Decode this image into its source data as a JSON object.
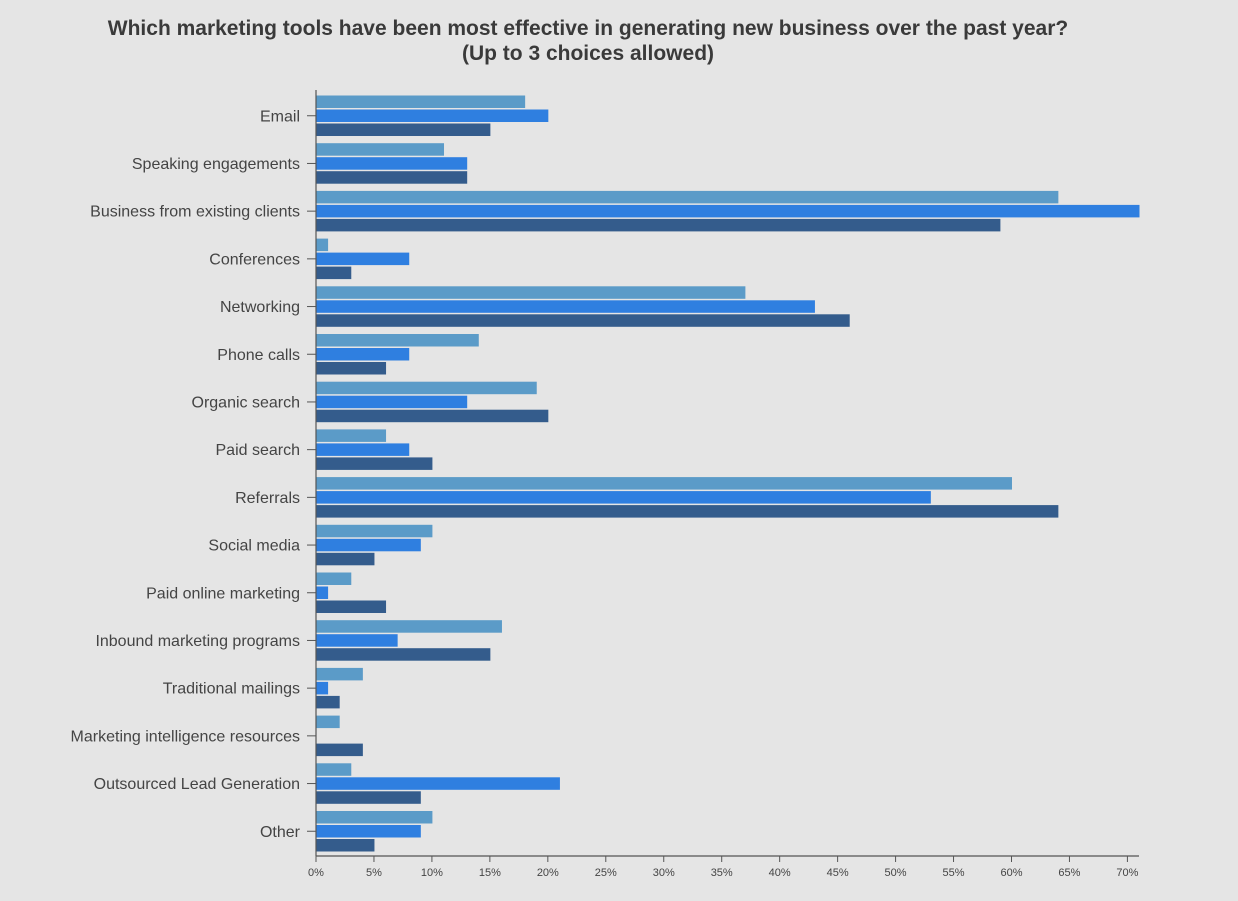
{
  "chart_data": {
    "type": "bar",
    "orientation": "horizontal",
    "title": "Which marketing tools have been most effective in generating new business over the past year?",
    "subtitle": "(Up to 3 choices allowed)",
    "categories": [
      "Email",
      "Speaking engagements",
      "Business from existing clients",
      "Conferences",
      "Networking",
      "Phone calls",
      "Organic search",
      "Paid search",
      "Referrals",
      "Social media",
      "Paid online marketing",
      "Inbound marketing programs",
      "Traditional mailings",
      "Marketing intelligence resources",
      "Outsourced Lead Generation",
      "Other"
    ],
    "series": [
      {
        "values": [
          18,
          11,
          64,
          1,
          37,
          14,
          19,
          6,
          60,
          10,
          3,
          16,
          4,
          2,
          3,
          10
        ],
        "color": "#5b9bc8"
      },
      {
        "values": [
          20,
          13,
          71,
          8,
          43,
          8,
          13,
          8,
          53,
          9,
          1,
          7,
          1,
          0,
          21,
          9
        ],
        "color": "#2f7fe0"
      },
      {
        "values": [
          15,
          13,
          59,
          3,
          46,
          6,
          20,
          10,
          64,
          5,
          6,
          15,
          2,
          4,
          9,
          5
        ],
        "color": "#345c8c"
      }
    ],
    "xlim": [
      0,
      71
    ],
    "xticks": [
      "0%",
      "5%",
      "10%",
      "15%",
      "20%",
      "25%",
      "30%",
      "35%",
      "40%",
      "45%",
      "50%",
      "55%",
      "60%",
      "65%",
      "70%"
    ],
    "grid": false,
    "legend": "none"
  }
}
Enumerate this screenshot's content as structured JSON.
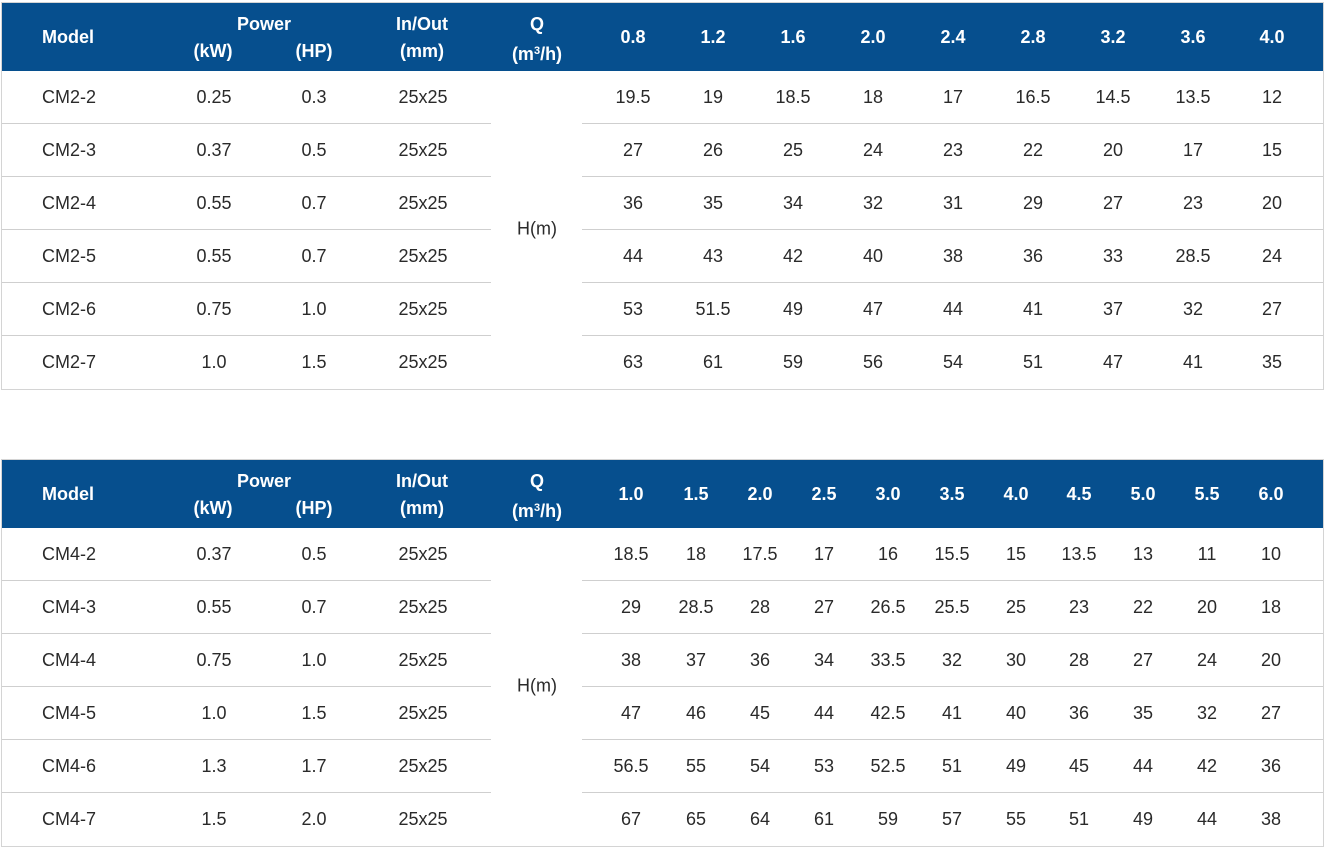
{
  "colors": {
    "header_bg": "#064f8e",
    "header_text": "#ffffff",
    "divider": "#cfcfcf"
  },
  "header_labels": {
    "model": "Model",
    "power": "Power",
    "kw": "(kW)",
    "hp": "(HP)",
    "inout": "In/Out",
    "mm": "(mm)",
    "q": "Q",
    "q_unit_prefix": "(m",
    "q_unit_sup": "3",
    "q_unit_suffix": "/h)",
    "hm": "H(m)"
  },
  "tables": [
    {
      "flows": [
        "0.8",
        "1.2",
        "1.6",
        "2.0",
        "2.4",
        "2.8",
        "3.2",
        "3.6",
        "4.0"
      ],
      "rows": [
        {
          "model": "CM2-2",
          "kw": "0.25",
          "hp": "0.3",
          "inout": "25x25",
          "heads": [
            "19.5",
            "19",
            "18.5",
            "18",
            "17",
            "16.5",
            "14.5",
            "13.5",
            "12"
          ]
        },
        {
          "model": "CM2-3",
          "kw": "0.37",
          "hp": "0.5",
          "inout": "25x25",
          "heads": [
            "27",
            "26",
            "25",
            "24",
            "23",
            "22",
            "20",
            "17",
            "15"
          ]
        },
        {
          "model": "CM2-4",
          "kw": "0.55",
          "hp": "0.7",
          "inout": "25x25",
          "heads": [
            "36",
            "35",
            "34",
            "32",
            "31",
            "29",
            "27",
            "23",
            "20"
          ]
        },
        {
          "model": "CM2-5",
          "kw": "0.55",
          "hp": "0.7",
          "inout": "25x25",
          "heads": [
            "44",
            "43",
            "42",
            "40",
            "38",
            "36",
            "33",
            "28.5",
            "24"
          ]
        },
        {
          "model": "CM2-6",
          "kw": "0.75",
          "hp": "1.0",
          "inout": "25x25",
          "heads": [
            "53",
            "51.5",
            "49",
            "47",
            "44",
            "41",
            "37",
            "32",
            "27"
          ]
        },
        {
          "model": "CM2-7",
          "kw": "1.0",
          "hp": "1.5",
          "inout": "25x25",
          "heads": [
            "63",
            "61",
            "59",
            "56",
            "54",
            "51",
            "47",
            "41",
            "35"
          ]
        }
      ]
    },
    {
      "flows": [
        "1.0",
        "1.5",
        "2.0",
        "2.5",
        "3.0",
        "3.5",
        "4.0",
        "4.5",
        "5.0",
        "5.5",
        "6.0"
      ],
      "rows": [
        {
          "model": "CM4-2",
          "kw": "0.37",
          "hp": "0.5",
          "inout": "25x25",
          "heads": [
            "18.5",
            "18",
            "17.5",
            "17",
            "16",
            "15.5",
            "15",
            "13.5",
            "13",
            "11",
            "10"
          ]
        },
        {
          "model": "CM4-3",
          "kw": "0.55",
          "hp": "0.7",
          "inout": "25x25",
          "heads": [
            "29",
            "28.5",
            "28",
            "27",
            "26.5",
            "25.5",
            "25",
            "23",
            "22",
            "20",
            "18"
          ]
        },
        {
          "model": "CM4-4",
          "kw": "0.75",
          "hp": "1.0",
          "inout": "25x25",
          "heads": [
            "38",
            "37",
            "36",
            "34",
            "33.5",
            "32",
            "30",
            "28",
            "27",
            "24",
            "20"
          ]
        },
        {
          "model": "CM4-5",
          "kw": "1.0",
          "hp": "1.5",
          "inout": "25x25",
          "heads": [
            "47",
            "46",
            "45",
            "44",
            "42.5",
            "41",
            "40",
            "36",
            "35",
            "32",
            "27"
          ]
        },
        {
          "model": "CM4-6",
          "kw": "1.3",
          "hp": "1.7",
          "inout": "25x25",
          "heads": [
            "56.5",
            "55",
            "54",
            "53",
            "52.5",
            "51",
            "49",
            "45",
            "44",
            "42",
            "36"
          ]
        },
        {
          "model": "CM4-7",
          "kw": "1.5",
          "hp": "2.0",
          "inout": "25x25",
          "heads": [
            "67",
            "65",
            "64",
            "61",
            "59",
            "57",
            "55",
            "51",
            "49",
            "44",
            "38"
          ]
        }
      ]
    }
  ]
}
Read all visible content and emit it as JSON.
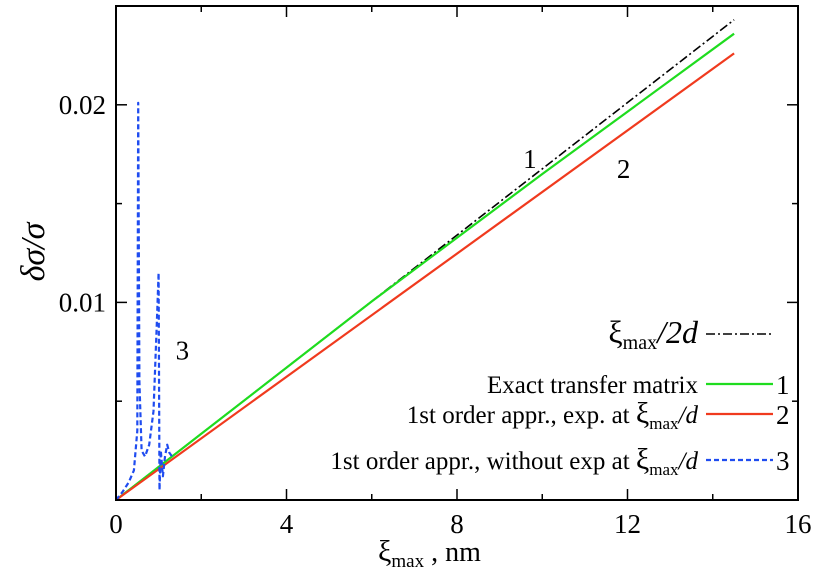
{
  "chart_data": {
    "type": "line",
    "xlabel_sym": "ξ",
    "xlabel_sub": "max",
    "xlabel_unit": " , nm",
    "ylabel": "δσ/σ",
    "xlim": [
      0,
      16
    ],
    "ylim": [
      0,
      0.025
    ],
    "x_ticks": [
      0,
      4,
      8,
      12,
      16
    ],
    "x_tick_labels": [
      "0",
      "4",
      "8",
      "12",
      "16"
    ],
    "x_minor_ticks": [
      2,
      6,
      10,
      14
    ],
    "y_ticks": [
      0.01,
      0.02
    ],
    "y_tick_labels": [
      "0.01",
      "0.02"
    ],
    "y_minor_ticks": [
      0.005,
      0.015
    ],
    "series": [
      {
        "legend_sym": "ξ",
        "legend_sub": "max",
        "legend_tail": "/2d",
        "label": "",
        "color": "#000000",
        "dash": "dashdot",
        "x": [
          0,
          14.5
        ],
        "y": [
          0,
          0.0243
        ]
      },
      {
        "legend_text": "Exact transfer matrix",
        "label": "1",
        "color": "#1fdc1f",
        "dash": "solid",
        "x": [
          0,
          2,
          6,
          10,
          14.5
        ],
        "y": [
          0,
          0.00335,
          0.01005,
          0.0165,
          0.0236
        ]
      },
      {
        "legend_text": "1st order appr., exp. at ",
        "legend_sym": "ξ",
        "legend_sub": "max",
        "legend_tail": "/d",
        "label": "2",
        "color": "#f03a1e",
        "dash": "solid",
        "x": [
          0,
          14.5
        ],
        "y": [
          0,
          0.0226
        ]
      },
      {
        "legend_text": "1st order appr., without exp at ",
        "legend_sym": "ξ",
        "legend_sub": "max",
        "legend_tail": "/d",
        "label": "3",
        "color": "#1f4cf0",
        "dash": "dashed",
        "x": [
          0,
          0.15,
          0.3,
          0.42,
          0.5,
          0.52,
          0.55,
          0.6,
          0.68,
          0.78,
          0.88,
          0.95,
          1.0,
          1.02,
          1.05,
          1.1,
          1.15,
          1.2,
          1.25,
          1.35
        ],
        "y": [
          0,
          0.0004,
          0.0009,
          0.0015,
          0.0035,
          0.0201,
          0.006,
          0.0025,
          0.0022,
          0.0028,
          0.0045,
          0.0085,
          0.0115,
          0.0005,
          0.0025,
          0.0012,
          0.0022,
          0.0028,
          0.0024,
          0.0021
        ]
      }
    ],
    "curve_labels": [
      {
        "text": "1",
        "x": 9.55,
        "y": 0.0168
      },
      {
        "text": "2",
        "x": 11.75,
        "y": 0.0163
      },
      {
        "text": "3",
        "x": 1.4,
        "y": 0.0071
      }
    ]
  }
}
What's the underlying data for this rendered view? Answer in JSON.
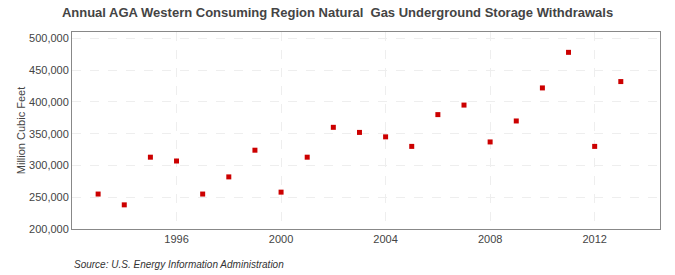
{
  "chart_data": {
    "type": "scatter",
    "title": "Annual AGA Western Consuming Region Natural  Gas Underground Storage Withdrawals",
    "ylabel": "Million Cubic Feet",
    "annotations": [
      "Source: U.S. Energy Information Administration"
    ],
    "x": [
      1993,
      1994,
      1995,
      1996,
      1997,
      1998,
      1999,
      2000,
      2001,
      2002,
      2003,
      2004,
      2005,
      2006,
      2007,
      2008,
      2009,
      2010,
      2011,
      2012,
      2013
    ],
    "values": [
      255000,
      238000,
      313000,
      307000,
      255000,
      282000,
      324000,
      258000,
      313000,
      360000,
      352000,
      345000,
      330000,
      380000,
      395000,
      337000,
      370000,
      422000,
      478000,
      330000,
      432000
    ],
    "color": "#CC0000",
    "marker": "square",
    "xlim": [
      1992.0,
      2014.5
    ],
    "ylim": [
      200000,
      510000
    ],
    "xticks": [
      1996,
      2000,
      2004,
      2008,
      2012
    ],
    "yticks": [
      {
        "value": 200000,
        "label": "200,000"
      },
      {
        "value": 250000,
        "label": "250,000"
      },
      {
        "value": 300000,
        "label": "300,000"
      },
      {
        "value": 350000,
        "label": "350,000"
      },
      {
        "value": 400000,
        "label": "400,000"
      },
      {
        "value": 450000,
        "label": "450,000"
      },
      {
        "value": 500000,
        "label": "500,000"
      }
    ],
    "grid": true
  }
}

++++++++++

*Description of the task*:
Copy all lines of the material above where the string "order" occurs.

*Task solution*:
        "legend_text": "1st order appr., exp. at ",
        "legend_text": "1st order appr., without exp at ",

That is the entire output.